Source material —
══════════

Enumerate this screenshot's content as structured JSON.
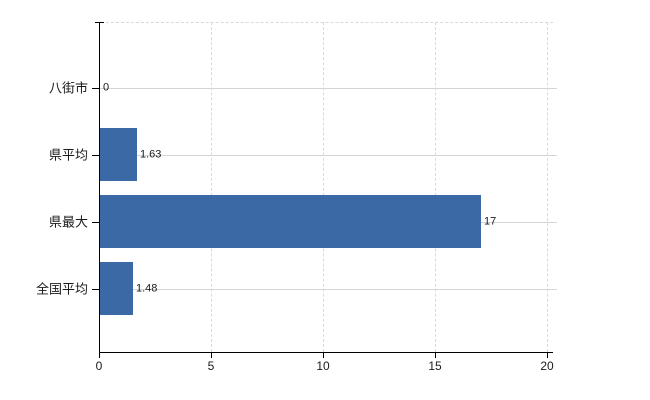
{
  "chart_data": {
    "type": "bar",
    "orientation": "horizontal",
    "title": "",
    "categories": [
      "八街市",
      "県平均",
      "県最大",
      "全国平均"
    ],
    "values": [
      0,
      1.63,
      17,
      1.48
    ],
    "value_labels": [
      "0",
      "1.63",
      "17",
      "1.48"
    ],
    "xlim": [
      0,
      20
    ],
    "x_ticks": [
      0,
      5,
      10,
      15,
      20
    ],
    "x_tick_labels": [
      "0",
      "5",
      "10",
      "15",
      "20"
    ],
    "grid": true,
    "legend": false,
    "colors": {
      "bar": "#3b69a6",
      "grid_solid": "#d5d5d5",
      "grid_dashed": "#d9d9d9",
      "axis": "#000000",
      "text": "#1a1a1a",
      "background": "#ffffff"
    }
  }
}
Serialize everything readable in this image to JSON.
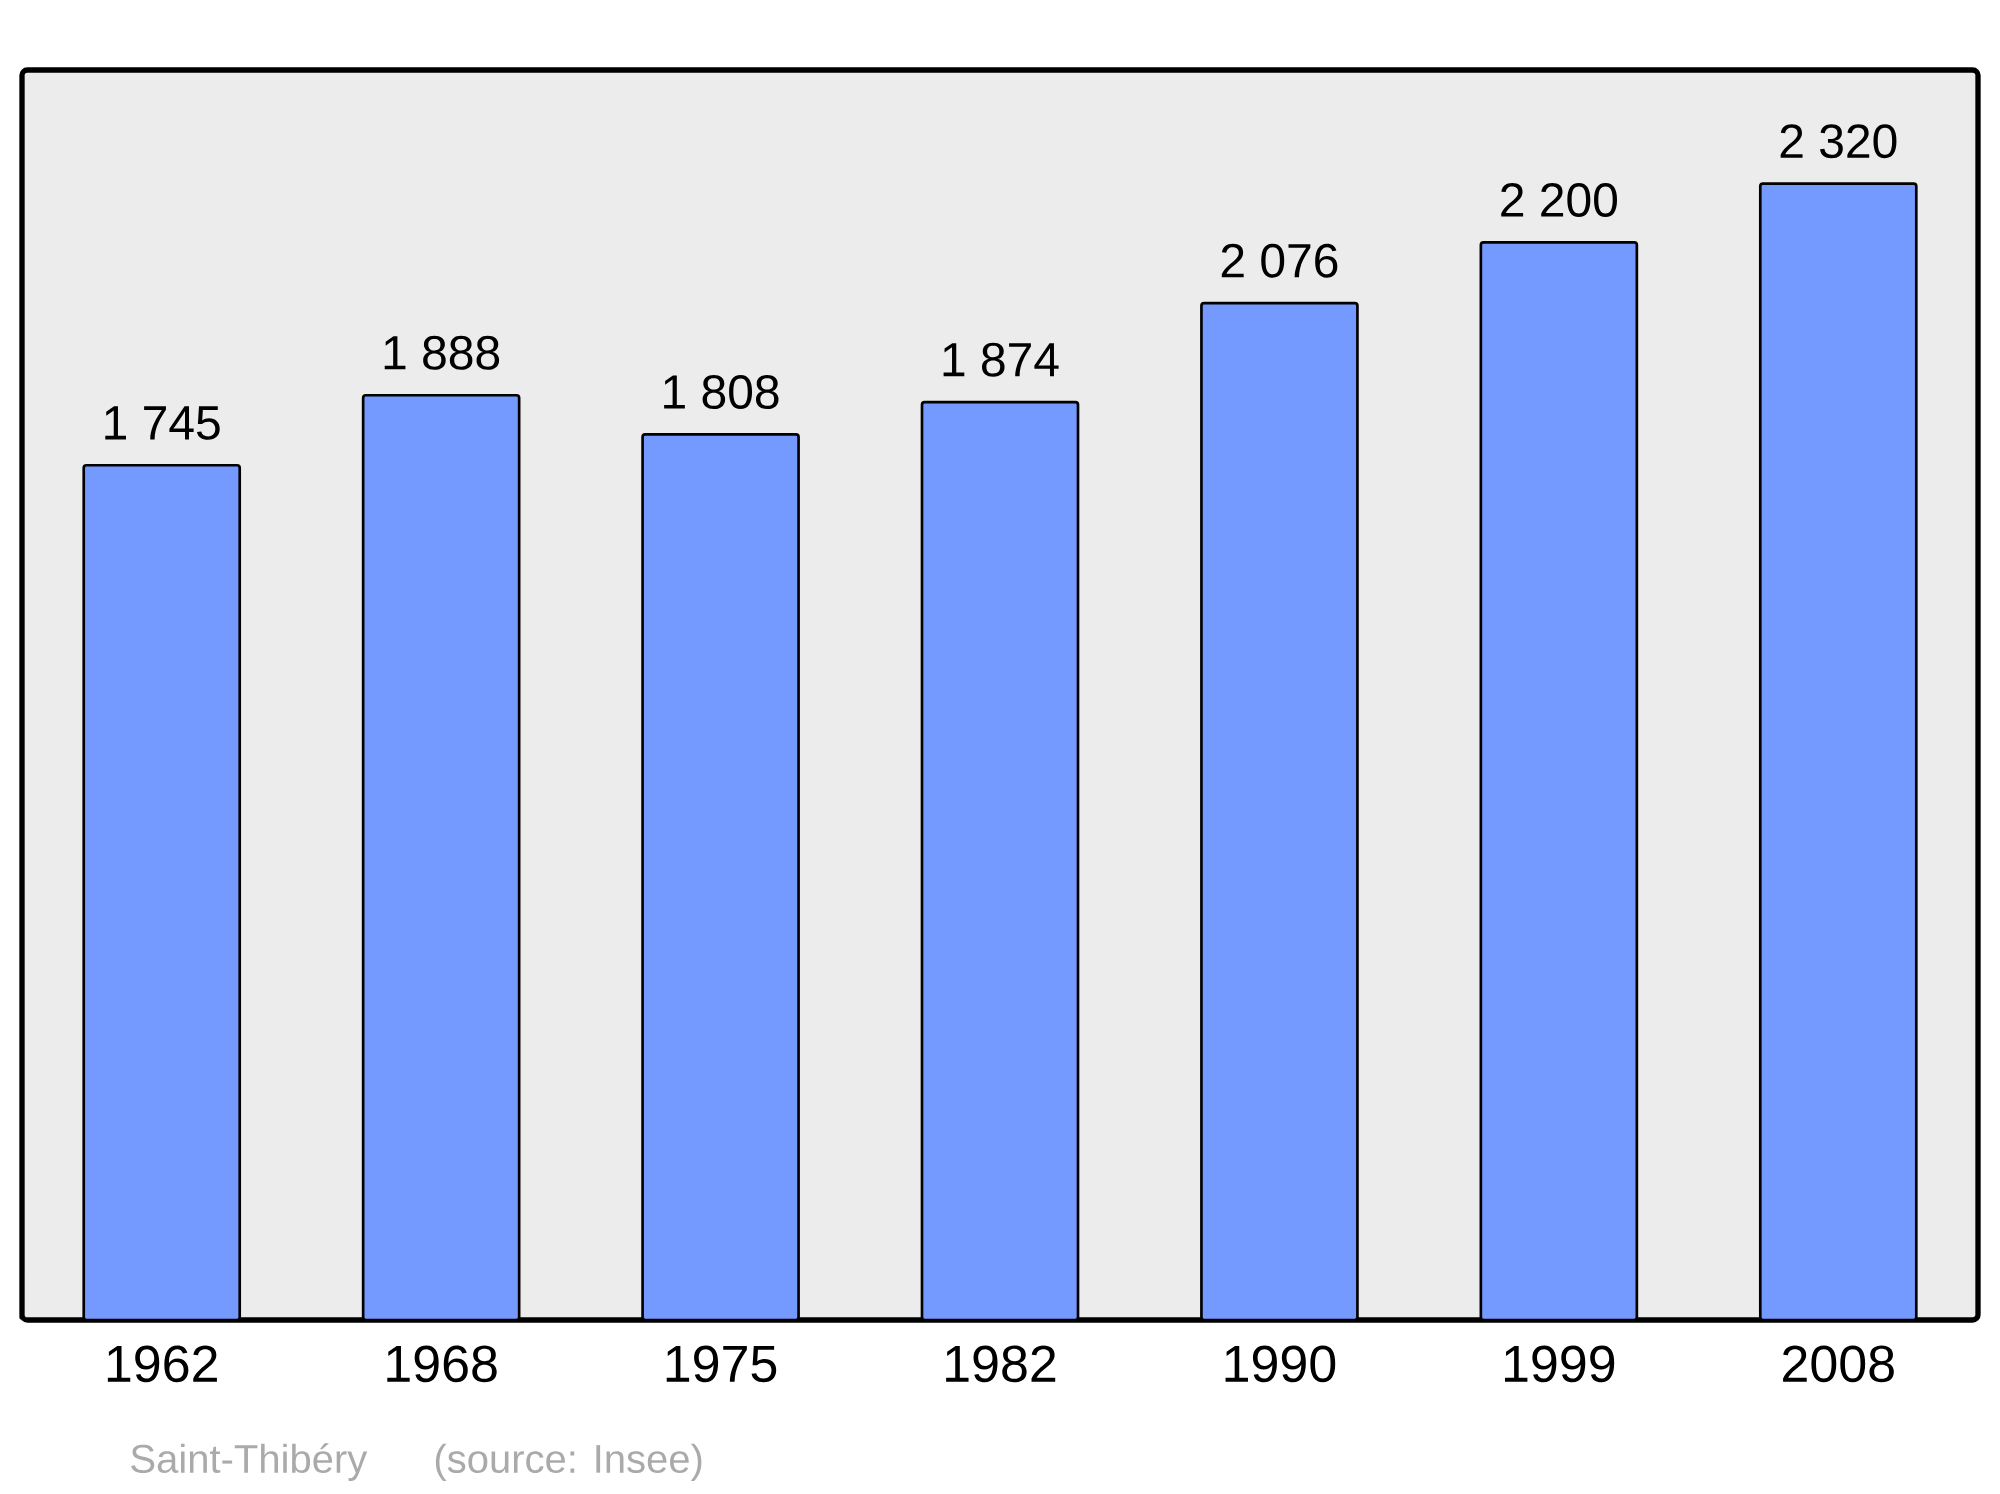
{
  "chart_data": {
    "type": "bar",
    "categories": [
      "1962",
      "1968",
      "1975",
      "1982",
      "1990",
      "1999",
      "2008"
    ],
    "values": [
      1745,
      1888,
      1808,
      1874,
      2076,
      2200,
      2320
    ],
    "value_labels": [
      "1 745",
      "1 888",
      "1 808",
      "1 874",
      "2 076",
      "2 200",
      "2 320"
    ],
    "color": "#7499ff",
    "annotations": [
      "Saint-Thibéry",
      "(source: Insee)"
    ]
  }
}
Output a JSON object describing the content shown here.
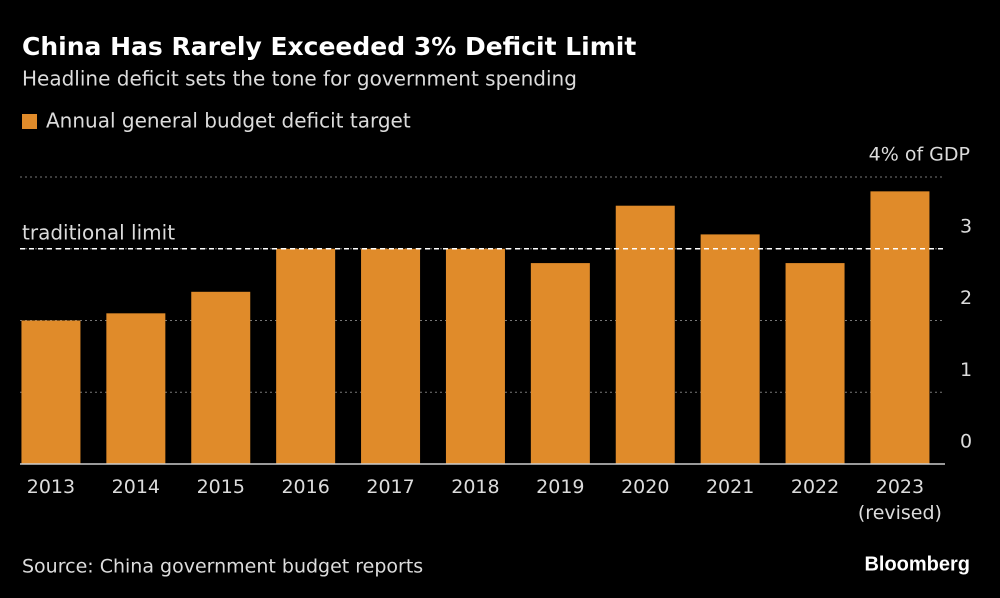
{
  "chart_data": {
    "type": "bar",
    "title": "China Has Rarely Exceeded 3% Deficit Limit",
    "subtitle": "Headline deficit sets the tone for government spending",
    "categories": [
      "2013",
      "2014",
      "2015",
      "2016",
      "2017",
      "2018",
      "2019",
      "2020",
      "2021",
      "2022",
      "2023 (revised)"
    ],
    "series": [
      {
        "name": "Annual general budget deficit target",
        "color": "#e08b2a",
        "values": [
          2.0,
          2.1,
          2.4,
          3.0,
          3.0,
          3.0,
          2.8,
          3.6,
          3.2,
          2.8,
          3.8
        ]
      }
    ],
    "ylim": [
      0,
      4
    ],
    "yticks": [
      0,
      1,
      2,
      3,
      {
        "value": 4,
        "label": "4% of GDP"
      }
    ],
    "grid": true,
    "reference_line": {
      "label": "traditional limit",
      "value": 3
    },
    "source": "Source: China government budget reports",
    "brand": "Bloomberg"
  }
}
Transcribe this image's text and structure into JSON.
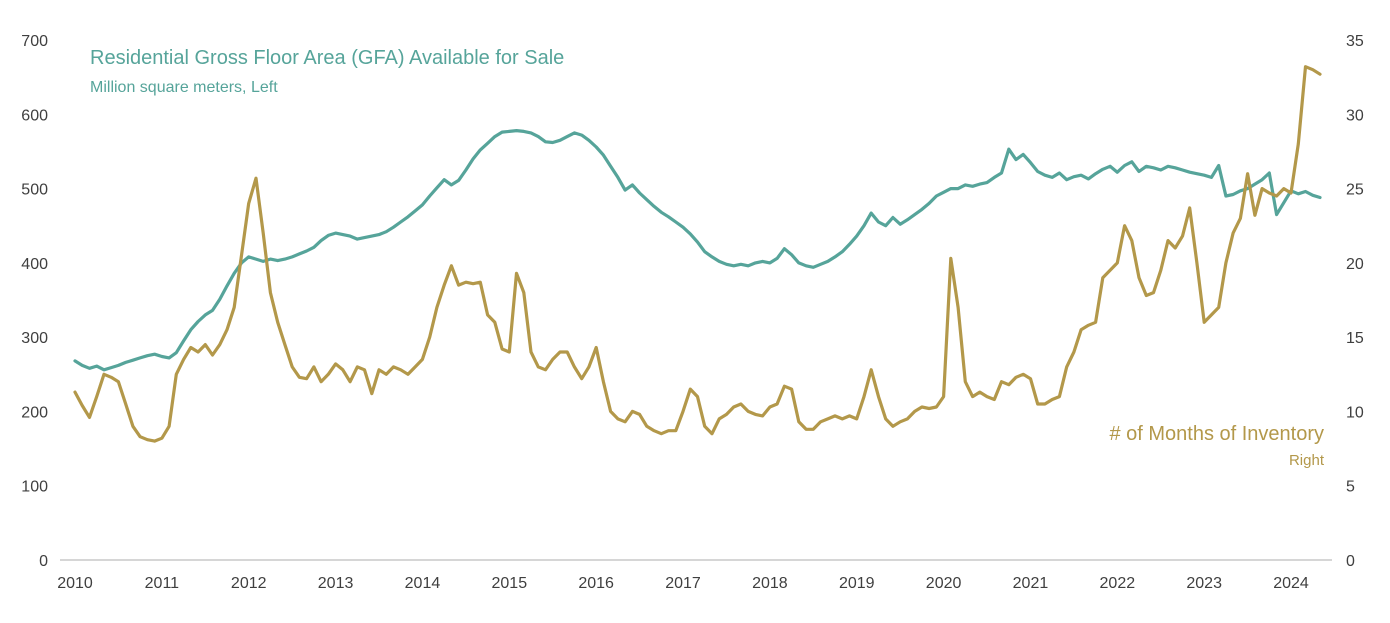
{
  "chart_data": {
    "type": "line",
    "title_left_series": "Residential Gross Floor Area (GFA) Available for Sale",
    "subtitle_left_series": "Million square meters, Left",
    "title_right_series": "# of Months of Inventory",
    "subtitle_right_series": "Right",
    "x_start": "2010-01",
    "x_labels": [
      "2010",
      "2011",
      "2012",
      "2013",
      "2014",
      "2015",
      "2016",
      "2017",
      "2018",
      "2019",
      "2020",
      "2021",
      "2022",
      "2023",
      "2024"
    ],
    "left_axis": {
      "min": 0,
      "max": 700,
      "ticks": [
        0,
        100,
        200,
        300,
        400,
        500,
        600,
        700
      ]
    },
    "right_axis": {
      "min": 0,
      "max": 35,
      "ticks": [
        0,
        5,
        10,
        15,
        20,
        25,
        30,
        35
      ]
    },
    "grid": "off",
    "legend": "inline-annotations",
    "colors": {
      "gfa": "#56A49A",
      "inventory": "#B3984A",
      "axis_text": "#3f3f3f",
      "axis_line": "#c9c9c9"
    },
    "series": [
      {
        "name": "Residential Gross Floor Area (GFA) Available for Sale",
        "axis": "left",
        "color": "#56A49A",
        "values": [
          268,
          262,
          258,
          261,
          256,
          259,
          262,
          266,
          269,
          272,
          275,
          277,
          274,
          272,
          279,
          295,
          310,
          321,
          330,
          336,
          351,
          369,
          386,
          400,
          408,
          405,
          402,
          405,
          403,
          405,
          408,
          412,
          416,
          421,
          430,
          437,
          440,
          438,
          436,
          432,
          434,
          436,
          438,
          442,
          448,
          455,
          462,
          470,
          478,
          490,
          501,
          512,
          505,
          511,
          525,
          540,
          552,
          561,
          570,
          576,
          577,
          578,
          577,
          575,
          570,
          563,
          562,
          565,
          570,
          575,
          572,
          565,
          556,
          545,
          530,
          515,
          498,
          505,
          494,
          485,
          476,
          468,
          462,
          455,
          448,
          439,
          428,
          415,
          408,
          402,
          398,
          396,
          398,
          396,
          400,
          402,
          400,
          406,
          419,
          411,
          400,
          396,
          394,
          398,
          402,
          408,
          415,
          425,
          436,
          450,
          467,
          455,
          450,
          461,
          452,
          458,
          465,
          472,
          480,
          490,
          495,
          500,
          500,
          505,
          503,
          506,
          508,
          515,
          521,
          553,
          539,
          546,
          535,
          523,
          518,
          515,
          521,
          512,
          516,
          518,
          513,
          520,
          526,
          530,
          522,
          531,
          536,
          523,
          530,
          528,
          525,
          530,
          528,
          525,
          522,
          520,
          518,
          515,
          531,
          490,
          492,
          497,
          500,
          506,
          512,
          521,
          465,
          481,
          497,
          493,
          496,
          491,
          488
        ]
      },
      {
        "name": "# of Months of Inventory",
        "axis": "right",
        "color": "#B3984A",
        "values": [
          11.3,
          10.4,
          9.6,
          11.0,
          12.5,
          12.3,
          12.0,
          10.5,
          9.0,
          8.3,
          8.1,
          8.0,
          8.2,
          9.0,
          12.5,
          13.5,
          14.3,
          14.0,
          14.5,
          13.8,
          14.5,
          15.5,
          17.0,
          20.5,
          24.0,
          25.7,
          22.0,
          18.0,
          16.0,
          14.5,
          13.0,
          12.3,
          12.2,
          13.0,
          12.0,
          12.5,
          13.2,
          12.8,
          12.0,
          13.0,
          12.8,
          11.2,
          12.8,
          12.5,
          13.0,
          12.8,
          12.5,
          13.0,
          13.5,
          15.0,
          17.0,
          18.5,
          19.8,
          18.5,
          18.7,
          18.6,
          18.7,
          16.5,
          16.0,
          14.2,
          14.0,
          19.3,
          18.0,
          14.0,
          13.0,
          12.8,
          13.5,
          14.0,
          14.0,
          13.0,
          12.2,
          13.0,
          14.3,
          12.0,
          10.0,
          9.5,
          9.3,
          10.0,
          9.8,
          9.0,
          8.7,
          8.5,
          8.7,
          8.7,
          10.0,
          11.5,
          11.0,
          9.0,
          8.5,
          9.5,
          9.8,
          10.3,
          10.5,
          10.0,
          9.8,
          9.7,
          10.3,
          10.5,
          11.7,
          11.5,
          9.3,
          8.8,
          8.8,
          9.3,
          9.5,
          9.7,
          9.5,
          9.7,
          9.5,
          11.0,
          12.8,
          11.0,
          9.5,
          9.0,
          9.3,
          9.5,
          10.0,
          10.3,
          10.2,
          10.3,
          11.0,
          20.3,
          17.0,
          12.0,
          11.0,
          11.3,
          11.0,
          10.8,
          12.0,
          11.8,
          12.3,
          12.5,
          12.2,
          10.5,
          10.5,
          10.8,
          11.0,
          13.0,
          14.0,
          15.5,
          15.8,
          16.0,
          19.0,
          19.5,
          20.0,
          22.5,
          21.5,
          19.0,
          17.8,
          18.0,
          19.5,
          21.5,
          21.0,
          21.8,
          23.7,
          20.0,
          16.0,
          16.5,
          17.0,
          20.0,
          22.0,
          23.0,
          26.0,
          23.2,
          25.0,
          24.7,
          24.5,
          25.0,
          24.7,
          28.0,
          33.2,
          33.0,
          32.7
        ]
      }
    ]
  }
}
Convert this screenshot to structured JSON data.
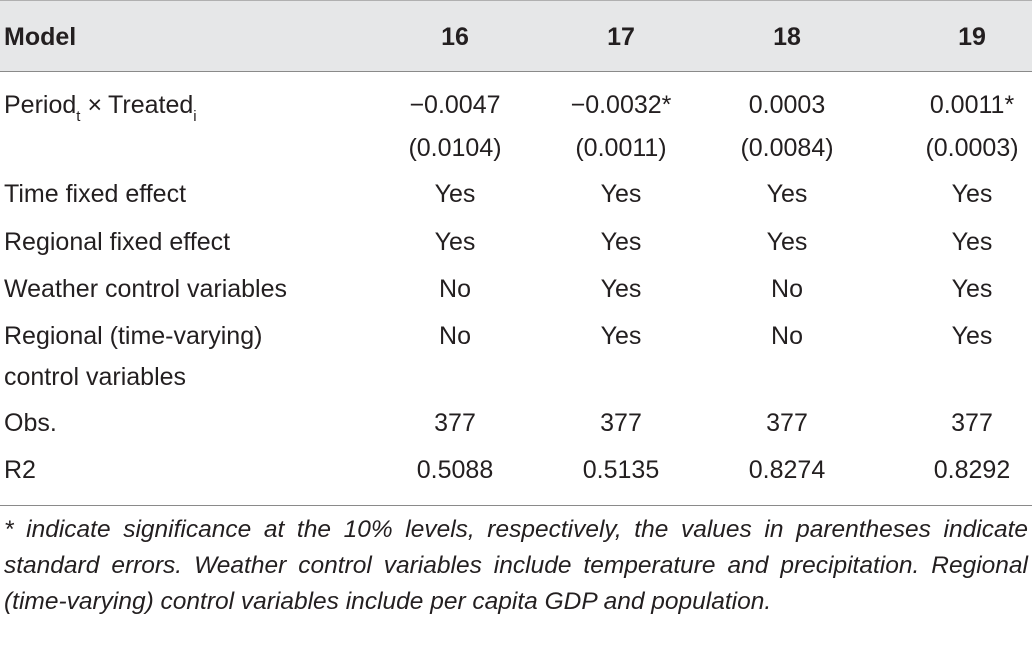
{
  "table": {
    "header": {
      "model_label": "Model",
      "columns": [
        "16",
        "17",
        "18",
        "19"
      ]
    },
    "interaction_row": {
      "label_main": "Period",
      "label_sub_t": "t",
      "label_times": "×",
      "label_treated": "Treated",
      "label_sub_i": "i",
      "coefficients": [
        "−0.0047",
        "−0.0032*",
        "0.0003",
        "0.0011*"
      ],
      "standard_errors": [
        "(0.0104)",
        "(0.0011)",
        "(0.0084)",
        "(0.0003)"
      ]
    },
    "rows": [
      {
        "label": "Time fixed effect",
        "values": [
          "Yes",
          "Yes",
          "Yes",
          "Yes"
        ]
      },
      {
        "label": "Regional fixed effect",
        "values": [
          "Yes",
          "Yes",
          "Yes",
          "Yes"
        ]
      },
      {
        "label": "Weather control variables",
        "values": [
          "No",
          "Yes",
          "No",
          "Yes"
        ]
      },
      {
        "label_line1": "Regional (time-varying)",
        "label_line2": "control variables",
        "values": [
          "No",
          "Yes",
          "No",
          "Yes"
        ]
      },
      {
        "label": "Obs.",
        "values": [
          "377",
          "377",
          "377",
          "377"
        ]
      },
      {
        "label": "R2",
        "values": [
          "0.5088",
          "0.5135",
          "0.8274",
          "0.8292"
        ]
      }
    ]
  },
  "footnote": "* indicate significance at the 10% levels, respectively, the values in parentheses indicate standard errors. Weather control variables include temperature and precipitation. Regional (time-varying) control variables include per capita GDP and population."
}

══════════

Set exercise — Find each line in the records holding the string "annotations" and show it.

Solution to this task —
    "annotations": [
    "legend": "inline-annotations",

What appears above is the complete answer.